• [Instruction]: Copy every record below exactly.

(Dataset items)
╭──

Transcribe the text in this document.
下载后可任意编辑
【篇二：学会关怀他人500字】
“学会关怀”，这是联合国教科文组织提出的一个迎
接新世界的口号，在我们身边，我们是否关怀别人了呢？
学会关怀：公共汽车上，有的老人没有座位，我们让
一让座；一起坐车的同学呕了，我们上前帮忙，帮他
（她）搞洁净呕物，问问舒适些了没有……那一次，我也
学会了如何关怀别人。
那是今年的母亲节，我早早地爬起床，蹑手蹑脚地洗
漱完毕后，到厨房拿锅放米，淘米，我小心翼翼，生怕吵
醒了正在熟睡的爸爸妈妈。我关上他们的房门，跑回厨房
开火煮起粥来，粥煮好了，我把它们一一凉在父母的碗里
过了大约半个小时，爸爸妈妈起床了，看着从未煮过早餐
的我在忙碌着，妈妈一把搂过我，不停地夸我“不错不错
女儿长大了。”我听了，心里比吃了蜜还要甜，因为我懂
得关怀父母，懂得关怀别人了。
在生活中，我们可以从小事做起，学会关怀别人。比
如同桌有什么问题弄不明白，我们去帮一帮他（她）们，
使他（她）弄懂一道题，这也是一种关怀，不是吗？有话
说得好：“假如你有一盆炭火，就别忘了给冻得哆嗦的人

╰──

• [Full output]:
Transcribe the text in this document.
下载后可任意编辑
【篇二：学会关怀他人500字】
“学会关怀”，这是联合国教科文组织提出的一个迎
接新世界的口号，在我们身边，我们是否关怀别人了呢？
学会关怀：公共汽车上，有的老人没有座位，我们让
一让座；一起坐车的同学呕了，我们上前帮忙，帮他
（她）搞洁净呕物，问问舒适些了没有……那一次，我也
学会了如何关怀别人。
那是今年的母亲节，我早早地爬起床，蹑手蹑脚地洗
漱完毕后，到厨房拿锅放米，淘米，我小心翼翼，生怕吵
醒了正在熟睡的爸爸妈妈。我关上他们的房门，跑回厨房
开火煮起粥来，粥煮好了，我把它们一一凉在父母的碗里
过了大约半个小时，爸爸妈妈起床了，看着从未煮过早餐
的我在忙碌着，妈妈一把搂过我，不停地夸我“不错不错
女儿长大了。”我听了，心里比吃了蜜还要甜，因为我懂
得关怀父母，懂得关怀别人了。
在生活中，我们可以从小事做起，学会关怀别人。比
如同桌有什么问题弄不明白，我们去帮一帮他（她）们，
使他（她）弄懂一道题，这也是一种关怀，不是吗？有话
说得好：“假如你有一盆炭火，就别忘了给冻得哆嗦的人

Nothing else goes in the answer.